_Exercise goal_: Each line of the material must be returned exactly.

Entries taken from a collection
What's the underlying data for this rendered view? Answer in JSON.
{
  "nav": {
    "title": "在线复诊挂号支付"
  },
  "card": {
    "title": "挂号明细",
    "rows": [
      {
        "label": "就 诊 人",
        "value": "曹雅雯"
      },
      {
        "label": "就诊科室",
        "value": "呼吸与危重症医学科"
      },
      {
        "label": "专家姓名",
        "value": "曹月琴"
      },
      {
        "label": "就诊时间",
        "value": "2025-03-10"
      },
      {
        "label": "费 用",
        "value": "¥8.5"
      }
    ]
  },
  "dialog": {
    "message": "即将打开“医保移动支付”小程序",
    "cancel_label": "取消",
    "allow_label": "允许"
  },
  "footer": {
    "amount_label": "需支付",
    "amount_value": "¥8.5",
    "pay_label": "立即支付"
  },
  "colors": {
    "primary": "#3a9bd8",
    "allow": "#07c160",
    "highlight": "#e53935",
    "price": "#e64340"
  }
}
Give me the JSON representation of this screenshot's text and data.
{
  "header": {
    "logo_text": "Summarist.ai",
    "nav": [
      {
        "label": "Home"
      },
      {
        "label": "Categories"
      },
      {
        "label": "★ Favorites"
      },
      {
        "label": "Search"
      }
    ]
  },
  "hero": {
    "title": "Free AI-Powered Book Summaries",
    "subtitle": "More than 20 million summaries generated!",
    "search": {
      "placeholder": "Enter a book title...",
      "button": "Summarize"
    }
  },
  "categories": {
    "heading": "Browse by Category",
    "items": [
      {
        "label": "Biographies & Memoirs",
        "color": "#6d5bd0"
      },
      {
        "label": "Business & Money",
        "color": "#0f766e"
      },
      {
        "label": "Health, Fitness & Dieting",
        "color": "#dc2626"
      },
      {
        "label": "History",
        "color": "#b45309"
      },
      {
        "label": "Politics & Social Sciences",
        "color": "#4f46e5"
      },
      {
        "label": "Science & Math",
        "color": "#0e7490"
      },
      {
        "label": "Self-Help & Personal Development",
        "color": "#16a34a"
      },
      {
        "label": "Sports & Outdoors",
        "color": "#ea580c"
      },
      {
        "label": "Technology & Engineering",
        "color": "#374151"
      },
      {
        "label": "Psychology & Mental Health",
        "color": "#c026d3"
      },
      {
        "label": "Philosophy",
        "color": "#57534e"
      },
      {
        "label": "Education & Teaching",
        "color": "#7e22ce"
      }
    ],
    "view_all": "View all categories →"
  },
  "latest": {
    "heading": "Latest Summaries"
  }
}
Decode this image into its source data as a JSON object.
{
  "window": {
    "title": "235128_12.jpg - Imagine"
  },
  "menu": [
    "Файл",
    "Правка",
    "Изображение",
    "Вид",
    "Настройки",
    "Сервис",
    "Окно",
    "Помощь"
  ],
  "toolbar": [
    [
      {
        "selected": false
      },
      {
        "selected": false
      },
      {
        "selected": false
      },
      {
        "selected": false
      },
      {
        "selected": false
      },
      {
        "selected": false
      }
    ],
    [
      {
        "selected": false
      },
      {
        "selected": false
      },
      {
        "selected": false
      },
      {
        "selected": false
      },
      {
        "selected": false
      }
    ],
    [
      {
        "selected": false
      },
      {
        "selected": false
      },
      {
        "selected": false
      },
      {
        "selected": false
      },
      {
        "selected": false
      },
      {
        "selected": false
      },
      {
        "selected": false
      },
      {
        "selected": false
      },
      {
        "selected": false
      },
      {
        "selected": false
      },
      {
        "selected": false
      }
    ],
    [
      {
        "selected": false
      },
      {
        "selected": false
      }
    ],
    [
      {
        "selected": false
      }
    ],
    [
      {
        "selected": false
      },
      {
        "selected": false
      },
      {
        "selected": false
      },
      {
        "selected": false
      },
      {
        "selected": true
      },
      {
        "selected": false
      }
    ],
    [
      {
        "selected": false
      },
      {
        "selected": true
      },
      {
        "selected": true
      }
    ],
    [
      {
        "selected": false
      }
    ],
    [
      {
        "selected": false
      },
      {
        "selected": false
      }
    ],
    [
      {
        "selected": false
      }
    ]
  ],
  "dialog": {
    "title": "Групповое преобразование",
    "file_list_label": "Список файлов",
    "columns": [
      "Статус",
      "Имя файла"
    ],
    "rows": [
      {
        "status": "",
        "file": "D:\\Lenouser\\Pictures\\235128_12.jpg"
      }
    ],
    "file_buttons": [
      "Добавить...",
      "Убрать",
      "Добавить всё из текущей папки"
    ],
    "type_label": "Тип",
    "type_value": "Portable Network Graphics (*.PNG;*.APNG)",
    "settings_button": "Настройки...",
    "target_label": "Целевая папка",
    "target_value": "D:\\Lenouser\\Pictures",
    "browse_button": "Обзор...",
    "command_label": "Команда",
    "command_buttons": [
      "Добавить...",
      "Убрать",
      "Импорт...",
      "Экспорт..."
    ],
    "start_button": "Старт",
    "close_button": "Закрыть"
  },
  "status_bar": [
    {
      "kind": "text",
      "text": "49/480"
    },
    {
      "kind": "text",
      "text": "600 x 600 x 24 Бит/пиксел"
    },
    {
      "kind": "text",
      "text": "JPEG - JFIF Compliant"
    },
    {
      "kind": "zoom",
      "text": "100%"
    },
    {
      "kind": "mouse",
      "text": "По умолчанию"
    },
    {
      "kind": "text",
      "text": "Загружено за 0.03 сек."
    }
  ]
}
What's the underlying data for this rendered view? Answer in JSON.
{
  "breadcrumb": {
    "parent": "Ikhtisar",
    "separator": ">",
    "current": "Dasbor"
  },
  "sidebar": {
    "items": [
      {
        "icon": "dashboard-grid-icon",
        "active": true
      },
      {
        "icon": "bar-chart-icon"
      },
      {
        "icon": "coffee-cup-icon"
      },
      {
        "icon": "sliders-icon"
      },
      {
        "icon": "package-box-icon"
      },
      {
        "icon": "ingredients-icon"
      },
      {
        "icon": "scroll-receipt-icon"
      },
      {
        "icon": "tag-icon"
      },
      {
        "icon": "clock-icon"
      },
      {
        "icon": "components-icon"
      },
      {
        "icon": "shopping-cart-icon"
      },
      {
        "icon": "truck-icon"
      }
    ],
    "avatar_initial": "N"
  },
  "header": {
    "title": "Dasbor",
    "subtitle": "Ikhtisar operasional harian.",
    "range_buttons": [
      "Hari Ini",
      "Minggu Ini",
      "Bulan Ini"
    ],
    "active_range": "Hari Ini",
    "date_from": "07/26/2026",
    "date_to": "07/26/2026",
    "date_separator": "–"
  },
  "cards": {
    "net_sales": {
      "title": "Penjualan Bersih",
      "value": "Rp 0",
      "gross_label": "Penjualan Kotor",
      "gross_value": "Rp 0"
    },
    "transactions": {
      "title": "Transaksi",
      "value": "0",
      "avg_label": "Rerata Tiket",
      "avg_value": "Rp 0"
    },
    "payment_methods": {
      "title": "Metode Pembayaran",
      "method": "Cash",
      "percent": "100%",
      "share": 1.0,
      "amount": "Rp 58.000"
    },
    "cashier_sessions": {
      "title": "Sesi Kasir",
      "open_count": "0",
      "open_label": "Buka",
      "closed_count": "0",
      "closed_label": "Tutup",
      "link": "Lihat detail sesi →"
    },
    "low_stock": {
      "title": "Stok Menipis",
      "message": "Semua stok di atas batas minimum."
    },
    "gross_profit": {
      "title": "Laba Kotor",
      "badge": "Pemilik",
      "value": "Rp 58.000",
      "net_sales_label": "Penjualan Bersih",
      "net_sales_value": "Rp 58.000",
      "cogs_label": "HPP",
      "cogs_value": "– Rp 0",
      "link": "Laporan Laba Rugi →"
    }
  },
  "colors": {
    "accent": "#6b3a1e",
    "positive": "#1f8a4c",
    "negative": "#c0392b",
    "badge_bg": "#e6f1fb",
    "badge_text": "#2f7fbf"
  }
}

_Problem solution_:
What's the underlying data for this rendered view? Answer in JSON.
{
  "nav": {
    "title": "在线复诊挂号支付"
  },
  "card": {
    "title": "挂号明细",
    "rows": [
      {
        "label": "就 诊 人",
        "value": "曹雅雯"
      },
      {
        "label": "就诊科室",
        "value": "呼吸与危重症医学科"
      },
      {
        "label": "专家姓名",
        "value": "曹月琴"
      },
      {
        "label": "就诊时间",
        "value": "2025-03-10"
      },
      {
        "label": "费 用",
        "value": "¥8.5"
      }
    ]
  },
  "dialog": {
    "message": "即将打开“医保移动支付”小程序",
    "cancel_label": "取消",
    "allow_label": "允许"
  },
  "footer": {
    "amount_label": "需支付",
    "amount_value": "¥8.5",
    "pay_label": "立即支付"
  },
  "colors": {
    "primary": "#3a9bd8",
    "allow": "#07c160",
    "highlight": "#e53935",
    "price": "#e64340"
  }
}
Give me the JSON representation of this screenshot's text and data.
{
  "header": {
    "logo_text": "Summarist.ai",
    "nav": [
      {
        "label": "Home"
      },
      {
        "label": "Categories"
      },
      {
        "label": "★ Favorites"
      },
      {
        "label": "Search"
      }
    ]
  },
  "hero": {
    "title": "Free AI-Powered Book Summaries",
    "subtitle": "More than 20 million summaries generated!",
    "search": {
      "placeholder": "Enter a book title...",
      "button": "Summarize"
    }
  },
  "categories": {
    "heading": "Browse by Category",
    "items": [
      {
        "label": "Biographies & Memoirs",
        "color": "#6d5bd0"
      },
      {
        "label": "Business & Money",
        "color": "#0f766e"
      },
      {
        "label": "Health, Fitness & Dieting",
        "color": "#dc2626"
      },
      {
        "label": "History",
        "color": "#b45309"
      },
      {
        "label": "Politics & Social Sciences",
        "color": "#4f46e5"
      },
      {
        "label": "Science & Math",
        "color": "#0e7490"
      },
      {
        "label": "Self-Help & Personal Development",
        "color": "#16a34a"
      },
      {
        "label": "Sports & Outdoors",
        "color": "#ea580c"
      },
      {
        "label": "Technology & Engineering",
        "color": "#374151"
      },
      {
        "label": "Psychology & Mental Health",
        "color": "#c026d3"
      },
      {
        "label": "Philosophy",
        "color": "#57534e"
      },
      {
        "label": "Education & Teaching",
        "color": "#7e22ce"
      }
    ],
    "view_all": "View all categories →"
  },
  "latest": {
    "heading": "Latest Summaries"
  }
}
Decode this image into its source data as a JSON object.
{
  "window": {
    "title": "235128_12.jpg - Imagine"
  },
  "menu": [
    "Файл",
    "Правка",
    "Изображение",
    "Вид",
    "Настройки",
    "Сервис",
    "Окно",
    "Помощь"
  ],
  "toolbar": [
    [
      {
        "selected": false
      },
      {
        "selected": false
      },
      {
        "selected": false
      },
      {
        "selected": false
      },
      {
        "selected": false
      },
      {
        "selected": false
      }
    ],
    [
      {
        "selected": false
      },
      {
        "selected": false
      },
      {
        "selected": false
      },
      {
        "selected": false
      },
      {
        "selected": false
      }
    ],
    [
      {
        "selected": false
      },
      {
        "selected": false
      },
      {
        "selected": false
      },
      {
        "selected": false
      },
      {
        "selected": false
      },
      {
        "selected": false
      },
      {
        "selected": false
      },
      {
        "selected": false
      },
      {
        "selected": false
      },
      {
        "selected": false
      },
      {
        "selected": false
      }
    ],
    [
      {
        "selected": false
      },
      {
        "selected": false
      }
    ],
    [
      {
        "selected": false
      }
    ],
    [
      {
        "selected": false
      },
      {
        "selected": false
      },
      {
        "selected": false
      },
      {
        "selected": false
      },
      {
        "selected": true
      },
      {
        "selected": false
      }
    ],
    [
      {
        "selected": false
      },
      {
        "selected": true
      },
      {
        "selected": true
      }
    ],
    [
      {
        "selected": false
      }
    ],
    [
      {
        "selected": false
      },
      {
        "selected": false
      }
    ],
    [
      {
        "selected": false
      }
    ]
  ],
  "dialog": {
    "title": "Групповое преобразование",
    "file_list_label": "Список файлов",
    "columns": [
      "Статус",
      "Имя файла"
    ],
    "rows": [
      {
        "status": "",
        "file": "D:\\Lenouser\\Pictures\\235128_12.jpg"
      }
    ],
    "file_buttons": [
      "Добавить...",
      "Убрать",
      "Добавить всё из текущей папки"
    ],
    "type_label": "Тип",
    "type_value": "Portable Network Graphics (*.PNG;*.APNG)",
    "settings_button": "Настройки...",
    "target_label": "Целевая папка",
    "target_value": "D:\\Lenouser\\Pictures",
    "browse_button": "Обзор...",
    "command_label": "Команда",
    "command_buttons": [
      "Добавить...",
      "Убрать",
      "Импорт...",
      "Экспорт..."
    ],
    "start_button": "Старт",
    "close_button": "Закрыть"
  },
  "status_bar": [
    {
      "kind": "text",
      "text": "49/480"
    },
    {
      "kind": "text",
      "text": "600 x 600 x 24 Бит/пиксел"
    },
    {
      "kind": "text",
      "text": "JPEG - JFIF Compliant"
    },
    {
      "kind": "zoom",
      "text": "100%"
    },
    {
      "kind": "mouse",
      "text": "По умолчанию"
    },
    {
      "kind": "text",
      "text": "Загружено за 0.03 сек."
    }
  ]
}
What's the underlying data for this rendered view? Answer in JSON.
{
  "breadcrumb": {
    "parent": "Ikhtisar",
    "separator": ">",
    "current": "Dasbor"
  },
  "sidebar": {
    "items": [
      {
        "icon": "dashboard-grid-icon",
        "active": true
      },
      {
        "icon": "bar-chart-icon"
      },
      {
        "icon": "coffee-cup-icon"
      },
      {
        "icon": "sliders-icon"
      },
      {
        "icon": "package-box-icon"
      },
      {
        "icon": "ingredients-icon"
      },
      {
        "icon": "scroll-receipt-icon"
      },
      {
        "icon": "tag-icon"
      },
      {
        "icon": "clock-icon"
      },
      {
        "icon": "components-icon"
      },
      {
        "icon": "shopping-cart-icon"
      },
      {
        "icon": "truck-icon"
      }
    ],
    "avatar_initial": "N"
  },
  "header": {
    "title": "Dasbor",
    "subtitle": "Ikhtisar operasional harian.",
    "range_buttons": [
      "Hari Ini",
      "Minggu Ini",
      "Bulan Ini"
    ],
    "active_range": "Hari Ini",
    "date_from": "07/26/2026",
    "date_to": "07/26/2026",
    "date_separator": "–"
  },
  "cards": {
    "net_sales": {
      "title": "Penjualan Bersih",
      "value": "Rp 0",
      "gross_label": "Penjualan Kotor",
      "gross_value": "Rp 0"
    },
    "transactions": {
      "title": "Transaksi",
      "value": "0",
      "avg_label": "Rerata Tiket",
      "avg_value": "Rp 0"
    },
    "payment_methods": {
      "title": "Metode Pembayaran",
      "method": "Cash",
      "percent": "100%",
      "share": 1.0,
      "amount": "Rp 58.000"
    },
    "cashier_sessions": {
      "title": "Sesi Kasir",
      "open_count": "0",
      "open_label": "Buka",
      "closed_count": "0",
      "closed_label": "Tutup",
      "link": "Lihat detail sesi →"
    },
    "low_stock": {
      "title": "Stok Menipis",
      "message": "Semua stok di atas batas minimum."
    },
    "gross_profit": {
      "title": "Laba Kotor",
      "badge": "Pemilik",
      "value": "Rp 58.000",
      "net_sales_label": "Penjualan Bersih",
      "net_sales_value": "Rp 58.000",
      "cogs_label": "HPP",
      "cogs_value": "– Rp 0",
      "link": "Laporan Laba Rugi →"
    }
  },
  "colors": {
    "accent": "#6b3a1e",
    "positive": "#1f8a4c",
    "negative": "#c0392b",
    "badge_bg": "#e6f1fb",
    "badge_text": "#2f7fbf"
  }
}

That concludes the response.